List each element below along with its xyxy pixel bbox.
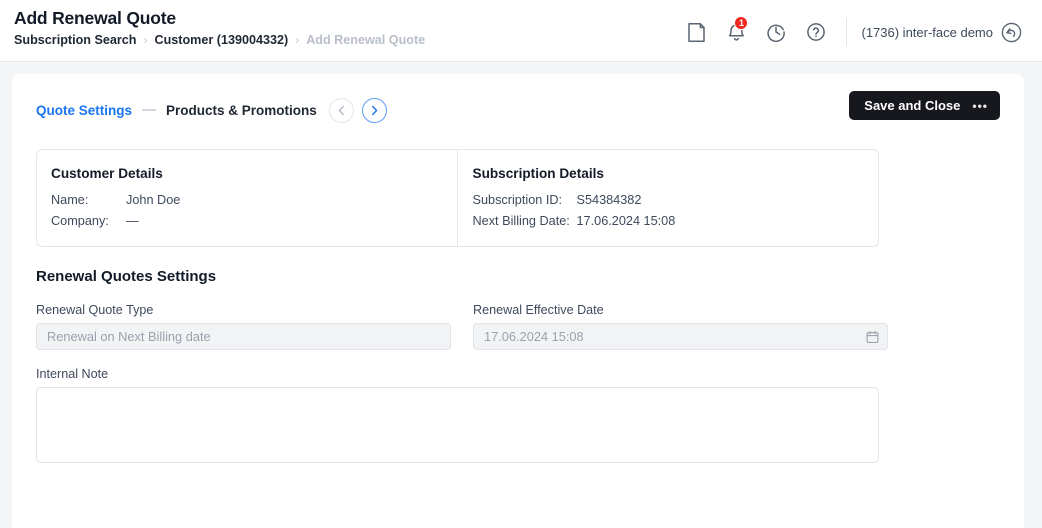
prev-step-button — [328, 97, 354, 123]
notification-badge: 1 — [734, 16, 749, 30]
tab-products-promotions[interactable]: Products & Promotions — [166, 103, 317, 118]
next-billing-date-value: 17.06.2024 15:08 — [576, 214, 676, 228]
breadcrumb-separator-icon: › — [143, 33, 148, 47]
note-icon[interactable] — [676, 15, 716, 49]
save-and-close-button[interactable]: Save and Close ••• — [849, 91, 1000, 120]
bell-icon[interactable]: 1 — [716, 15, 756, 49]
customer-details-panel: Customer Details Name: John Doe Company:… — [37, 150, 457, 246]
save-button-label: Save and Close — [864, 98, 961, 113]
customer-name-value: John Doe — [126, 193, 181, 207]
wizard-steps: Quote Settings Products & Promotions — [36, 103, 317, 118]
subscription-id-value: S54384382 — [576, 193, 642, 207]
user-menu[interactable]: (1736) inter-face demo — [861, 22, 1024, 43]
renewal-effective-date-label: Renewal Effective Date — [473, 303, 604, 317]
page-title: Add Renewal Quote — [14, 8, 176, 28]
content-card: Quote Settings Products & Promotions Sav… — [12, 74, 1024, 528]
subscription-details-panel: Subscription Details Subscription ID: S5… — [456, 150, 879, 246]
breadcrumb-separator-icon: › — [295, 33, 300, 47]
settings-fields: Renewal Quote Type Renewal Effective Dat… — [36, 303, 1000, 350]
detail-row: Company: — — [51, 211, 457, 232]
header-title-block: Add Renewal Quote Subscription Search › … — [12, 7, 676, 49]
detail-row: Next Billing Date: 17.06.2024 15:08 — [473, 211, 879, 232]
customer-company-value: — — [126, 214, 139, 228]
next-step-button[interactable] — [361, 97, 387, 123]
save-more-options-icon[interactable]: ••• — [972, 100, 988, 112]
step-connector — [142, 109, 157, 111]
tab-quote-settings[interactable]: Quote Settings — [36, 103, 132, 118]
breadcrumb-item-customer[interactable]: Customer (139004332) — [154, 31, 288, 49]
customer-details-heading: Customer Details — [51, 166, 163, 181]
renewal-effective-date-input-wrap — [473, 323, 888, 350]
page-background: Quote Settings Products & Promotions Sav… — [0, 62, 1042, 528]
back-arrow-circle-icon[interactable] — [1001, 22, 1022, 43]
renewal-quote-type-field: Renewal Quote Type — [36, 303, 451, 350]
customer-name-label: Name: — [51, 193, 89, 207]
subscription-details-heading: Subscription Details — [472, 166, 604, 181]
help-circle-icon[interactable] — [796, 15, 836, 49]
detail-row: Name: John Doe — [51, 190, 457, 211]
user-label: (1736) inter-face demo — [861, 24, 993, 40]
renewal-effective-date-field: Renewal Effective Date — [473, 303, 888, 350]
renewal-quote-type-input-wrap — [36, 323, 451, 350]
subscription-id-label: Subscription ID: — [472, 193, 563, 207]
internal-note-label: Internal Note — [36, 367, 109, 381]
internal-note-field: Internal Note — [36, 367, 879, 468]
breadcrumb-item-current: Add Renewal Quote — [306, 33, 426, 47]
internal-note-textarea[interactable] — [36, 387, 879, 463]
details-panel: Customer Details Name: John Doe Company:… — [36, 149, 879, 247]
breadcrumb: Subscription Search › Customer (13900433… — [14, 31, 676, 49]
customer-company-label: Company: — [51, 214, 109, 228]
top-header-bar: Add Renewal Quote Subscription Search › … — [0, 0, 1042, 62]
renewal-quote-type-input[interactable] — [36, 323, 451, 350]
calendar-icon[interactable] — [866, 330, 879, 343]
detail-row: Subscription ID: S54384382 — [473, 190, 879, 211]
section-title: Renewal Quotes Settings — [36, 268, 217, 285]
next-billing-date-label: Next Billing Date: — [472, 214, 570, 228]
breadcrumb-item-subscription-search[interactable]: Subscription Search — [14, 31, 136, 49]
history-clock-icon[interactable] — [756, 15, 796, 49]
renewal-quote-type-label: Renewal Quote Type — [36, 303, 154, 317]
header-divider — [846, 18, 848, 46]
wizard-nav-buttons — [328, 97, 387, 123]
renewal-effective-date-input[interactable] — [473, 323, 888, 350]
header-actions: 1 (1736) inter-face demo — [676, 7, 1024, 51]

- Do this
Count the lines above that contain the string "icon", treating uppercase and lowercase as different, and reply with only that number.

- Answer to this problem
9